╭─ Passage to read
Tensors are the building blocks for PyTorch Neural networks. It takes tensors as input and produces tensors as outputs. In fact, all operations within a neural network are between tensors, and all parameters (weights and biases) in a neural network are tensors.

A PyTorch module is a Python class deriving from the nn.Module base class. A module can have one or more Parameter instances as attributes, which are tensors, whose values are optimized during the training process (think w and b in our linear model). A module can also have one or more submodules (nn.Sequential) as attributes, and it will also be able to track their parameters.

In order to optimize the parameter of the model, its weights change in direction, leading to a decrease in the error. The procedure is repeated until the error, evaluated on unseen data, falls below an acceptable level.

Create a VGG Model

The following model builders can be used to instantiate a VGG16 model, with pre-trained weights. 

import torch
import torchvision.models as models

model = models.vgg16(pretrained=True)

The model builder above accepts the VGG16_Weights.DEFAULT values as the weights parameter. VGG16_Weights.DEFAULT is equivalent to VGG16_Weights.IMAGENET1K_V1. You can also use strings, e.g. weights='DEFAULT' or weights='IMAGENET1K_V1‘.

A pre-trained network is a model that has already been trained on a dataset. Such networks can typically produce useful results immediately after loading the network parameters.

parameters()

Now we can use the parameters method to ask any nn.Module for a list of parameters owned by it or any of its submodules. Calling model.parameters() will collect weight and bias from modules. It’s instructive to inspect the parameters in this case by printing their shapes.

[param.shape for param in model.parameters()]

This call recurses into submodules defined in the module’s init constructor and returns a flat list of all parameters encountered.

optimi = optim.SGD(model.parameters(), lr=0.001)

The optimizer is provided with a list of tensors that were defined with requires_grad = True—all Parameters are defined this way by definition since they need to be optimized by gradient descent.

These are the tensors that the optimizer will get. After we call model.backward(), all parameters are populated with their grad, and the optimizer then updates their values accordingly during the optimizer.step() call.
╰─
╭─ Entries provided
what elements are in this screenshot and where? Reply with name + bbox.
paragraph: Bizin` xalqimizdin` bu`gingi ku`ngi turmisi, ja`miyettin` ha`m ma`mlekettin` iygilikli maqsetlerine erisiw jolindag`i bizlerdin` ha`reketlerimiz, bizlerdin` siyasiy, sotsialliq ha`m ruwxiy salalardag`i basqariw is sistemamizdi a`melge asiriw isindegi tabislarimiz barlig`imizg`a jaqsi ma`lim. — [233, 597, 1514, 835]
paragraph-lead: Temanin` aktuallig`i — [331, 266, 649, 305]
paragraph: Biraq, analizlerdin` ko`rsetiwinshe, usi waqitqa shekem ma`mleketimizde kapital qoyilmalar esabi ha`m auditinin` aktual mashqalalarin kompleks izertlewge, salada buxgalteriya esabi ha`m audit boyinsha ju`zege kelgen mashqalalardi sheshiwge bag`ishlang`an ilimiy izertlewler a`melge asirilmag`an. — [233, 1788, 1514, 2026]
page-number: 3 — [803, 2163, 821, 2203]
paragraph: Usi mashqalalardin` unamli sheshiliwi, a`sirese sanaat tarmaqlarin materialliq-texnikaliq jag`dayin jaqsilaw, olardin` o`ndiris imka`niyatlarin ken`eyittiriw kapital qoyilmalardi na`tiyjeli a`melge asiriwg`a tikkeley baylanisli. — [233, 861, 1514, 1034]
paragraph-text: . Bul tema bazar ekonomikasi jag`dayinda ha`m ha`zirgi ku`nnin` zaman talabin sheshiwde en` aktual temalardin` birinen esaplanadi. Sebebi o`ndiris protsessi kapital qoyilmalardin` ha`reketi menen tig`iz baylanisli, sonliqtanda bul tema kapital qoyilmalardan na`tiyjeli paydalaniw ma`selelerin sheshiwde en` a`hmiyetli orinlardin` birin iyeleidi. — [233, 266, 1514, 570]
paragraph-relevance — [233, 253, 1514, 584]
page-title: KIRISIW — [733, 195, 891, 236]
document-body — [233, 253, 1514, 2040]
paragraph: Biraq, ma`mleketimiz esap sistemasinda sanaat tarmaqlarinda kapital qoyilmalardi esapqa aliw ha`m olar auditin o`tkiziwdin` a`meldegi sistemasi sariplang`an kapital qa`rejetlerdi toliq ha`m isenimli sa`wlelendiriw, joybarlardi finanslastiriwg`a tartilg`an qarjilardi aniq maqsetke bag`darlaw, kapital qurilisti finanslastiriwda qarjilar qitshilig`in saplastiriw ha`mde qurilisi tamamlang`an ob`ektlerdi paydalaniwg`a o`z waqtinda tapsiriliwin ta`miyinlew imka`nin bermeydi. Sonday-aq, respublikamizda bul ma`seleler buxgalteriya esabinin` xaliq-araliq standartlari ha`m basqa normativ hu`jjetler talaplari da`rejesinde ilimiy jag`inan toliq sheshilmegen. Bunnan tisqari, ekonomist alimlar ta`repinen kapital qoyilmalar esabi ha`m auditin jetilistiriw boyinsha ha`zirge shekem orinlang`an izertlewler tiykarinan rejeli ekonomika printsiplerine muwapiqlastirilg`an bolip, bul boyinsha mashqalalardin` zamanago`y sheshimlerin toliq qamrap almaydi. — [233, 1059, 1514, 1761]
╰─
Assigned task 1: According to the text on PyTorch model parameters, what value is VGG16_Weights.DEFAULT equivalent to?
Assigned task 2: Carry on the text on PyTorch model parameters from its last sentence.

Response 1: VGG16_Weights.IMAGENET1K_V1.

Response 2:
Named Parameters

A few notes on parameters of nn.Modules. When inspecting the parameters of a model made up of several submodules, it is handy to be able to identify parameters by name. There’s a method for that, called named_parameters.

The name of each module in Sequential is just the ordinal with which the module appears in the arguments. Interestingly, Sequential also accepts an OrderedDict in which we can name each module passed to Sequential:

from collections import OrderedDict

seq_model = torch.nn.Sequential(OrderedDict([
    
    ('hidden_linear', torch.nn.Linear(1, 8)),
    ('hidden_activation', torch.nn.Tanh()),
    ('output_linear', torch.nn.Linear(8, 1))

]))

This allows us to get more explanatory names for submodules:

for name, param in seq_model.named_parameters():
    print(name, param.shape,param.requires_grad)

#hidden_linear.weight torch.Size([8, 1]) True

This is more descriptive but it does not give us more flexibility in the flow of data through the network, which remains a purely sequential pass-through—the nn.Sequential is very aptly named. We can also access a particular Parameter by using submodules as attributes.

seq_model.output_linear.bias

#Parameter containing:
#tensor([-0.1537], requires_grad=True)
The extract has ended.